Set problem: According to the case summary, what offense was the defendant convicted of?

Summary
reversing conviction where DOT employee explained agency's procedures for mailing notices, but the State presented no testimony or documentary evidence those procedures were followed in Campbell's case
Summary of this case from State v. JohnsOpinion
No. 8-919 / 08-0106
Filed December 31, 2008
Appeal from the Iowa District Court for Mills County, Susan Christensen, Judge.
A defendant appeals following his conviction for driving while barred. REVERSED AND REMANDED.
Mark C. Smith, State Appellate Defender, and Martha Lucey, Assistant Appellate Defender, for appellant.
Thomas J. Miller, Attorney General, Mary Tabor and Kyle Hanson, Assistant Attorneys General, Marci Prier, County Attorney, and Eric Hansen, Assistant County Attorney, for appellee.
Considered by VOGEL, P.J., and MAHAN and MILLER, JJ.

Provided material:
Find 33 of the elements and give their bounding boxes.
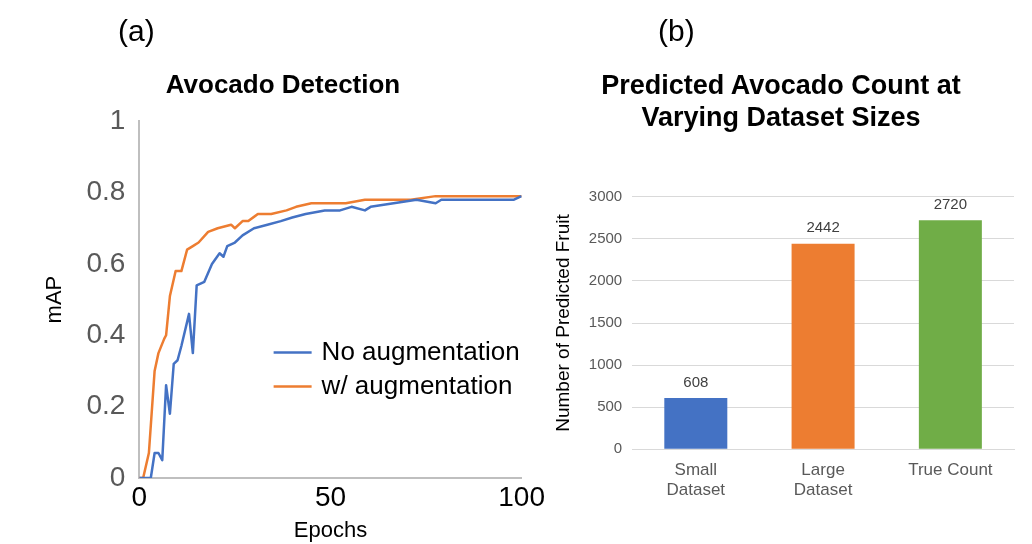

Answer to the task: Driving while barred.